▶ What to produce
Present the data once more in exactly its original form.

▶ Listed entries

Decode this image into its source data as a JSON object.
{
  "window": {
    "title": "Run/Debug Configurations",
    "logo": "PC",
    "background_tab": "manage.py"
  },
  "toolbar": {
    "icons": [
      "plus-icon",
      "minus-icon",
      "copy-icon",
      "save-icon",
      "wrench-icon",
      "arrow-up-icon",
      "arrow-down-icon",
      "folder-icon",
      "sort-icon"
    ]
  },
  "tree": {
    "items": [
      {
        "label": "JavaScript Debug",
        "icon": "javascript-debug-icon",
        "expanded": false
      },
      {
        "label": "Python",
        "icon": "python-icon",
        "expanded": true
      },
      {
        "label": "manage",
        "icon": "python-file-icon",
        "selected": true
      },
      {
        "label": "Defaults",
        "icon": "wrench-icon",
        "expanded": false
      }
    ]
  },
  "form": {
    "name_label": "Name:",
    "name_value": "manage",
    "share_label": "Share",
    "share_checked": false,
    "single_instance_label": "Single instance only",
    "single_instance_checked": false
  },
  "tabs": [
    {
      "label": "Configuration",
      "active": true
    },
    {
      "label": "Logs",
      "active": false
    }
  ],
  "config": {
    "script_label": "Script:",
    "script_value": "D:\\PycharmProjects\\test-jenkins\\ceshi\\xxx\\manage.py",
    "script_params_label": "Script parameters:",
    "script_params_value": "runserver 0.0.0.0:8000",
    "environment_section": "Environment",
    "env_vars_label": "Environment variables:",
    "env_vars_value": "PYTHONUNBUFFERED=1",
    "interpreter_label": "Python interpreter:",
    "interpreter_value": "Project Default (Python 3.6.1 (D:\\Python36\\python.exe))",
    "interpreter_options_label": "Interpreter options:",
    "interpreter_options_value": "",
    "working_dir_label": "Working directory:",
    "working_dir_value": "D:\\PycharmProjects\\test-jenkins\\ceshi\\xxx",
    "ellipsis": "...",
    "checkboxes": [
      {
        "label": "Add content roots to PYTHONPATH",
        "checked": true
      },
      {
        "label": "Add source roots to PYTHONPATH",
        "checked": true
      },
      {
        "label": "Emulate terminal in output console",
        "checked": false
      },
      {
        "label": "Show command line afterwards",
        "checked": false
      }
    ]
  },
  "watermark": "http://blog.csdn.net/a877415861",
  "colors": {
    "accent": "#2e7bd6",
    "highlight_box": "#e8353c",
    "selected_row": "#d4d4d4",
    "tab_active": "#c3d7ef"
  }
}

▶ Result below
Decode this image into its source data as a JSON object.
{
  "window": {
    "title": "Run/Debug Configurations",
    "logo": "PC",
    "background_tab": "manage.py"
  },
  "toolbar": {
    "icons": [
      "plus-icon",
      "minus-icon",
      "copy-icon",
      "save-icon",
      "wrench-icon",
      "arrow-up-icon",
      "arrow-down-icon",
      "folder-icon",
      "sort-icon"
    ]
  },
  "tree": {
    "items": [
      {
        "label": "JavaScript Debug",
        "icon": "javascript-debug-icon",
        "expanded": false
      },
      {
        "label": "Python",
        "icon": "python-icon",
        "expanded": true
      },
      {
        "label": "manage",
        "icon": "python-file-icon",
        "selected": true
      },
      {
        "label": "Defaults",
        "icon": "wrench-icon",
        "expanded": false
      }
    ]
  },
  "form": {
    "name_label": "Name:",
    "name_value": "manage",
    "share_label": "Share",
    "share_checked": false,
    "single_instance_label": "Single instance only",
    "single_instance_checked": false
  },
  "tabs": [
    {
      "label": "Configuration",
      "active": true
    },
    {
      "label": "Logs",
      "active": false
    }
  ],
  "config": {
    "script_label": "Script:",
    "script_value": "D:\\PycharmProjects\\test-jenkins\\ceshi\\xxx\\manage.py",
    "script_params_label": "Script parameters:",
    "script_params_value": "runserver 0.0.0.0:8000",
    "environment_section": "Environment",
    "env_vars_label": "Environment variables:",
    "env_vars_value": "PYTHONUNBUFFERED=1",
    "interpreter_label": "Python interpreter:",
    "interpreter_value": "Project Default (Python 3.6.1 (D:\\Python36\\python.exe))",
    "interpreter_options_label": "Interpreter options:",
    "interpreter_options_value": "",
    "working_dir_label": "Working directory:",
    "working_dir_value": "D:\\PycharmProjects\\test-jenkins\\ceshi\\xxx",
    "ellipsis": "...",
    "checkboxes": [
      {
        "label": "Add content roots to PYTHONPATH",
        "checked": true
      },
      {
        "label": "Add source roots to PYTHONPATH",
        "checked": true
      },
      {
        "label": "Emulate terminal in output console",
        "checked": false
      },
      {
        "label": "Show command line afterwards",
        "checked": false
      }
    ]
  },
  "watermark": "http://blog.csdn.net/a877415861",
  "colors": {
    "accent": "#2e7bd6",
    "highlight_box": "#e8353c",
    "selected_row": "#d4d4d4",
    "tab_active": "#c3d7ef"
  }
}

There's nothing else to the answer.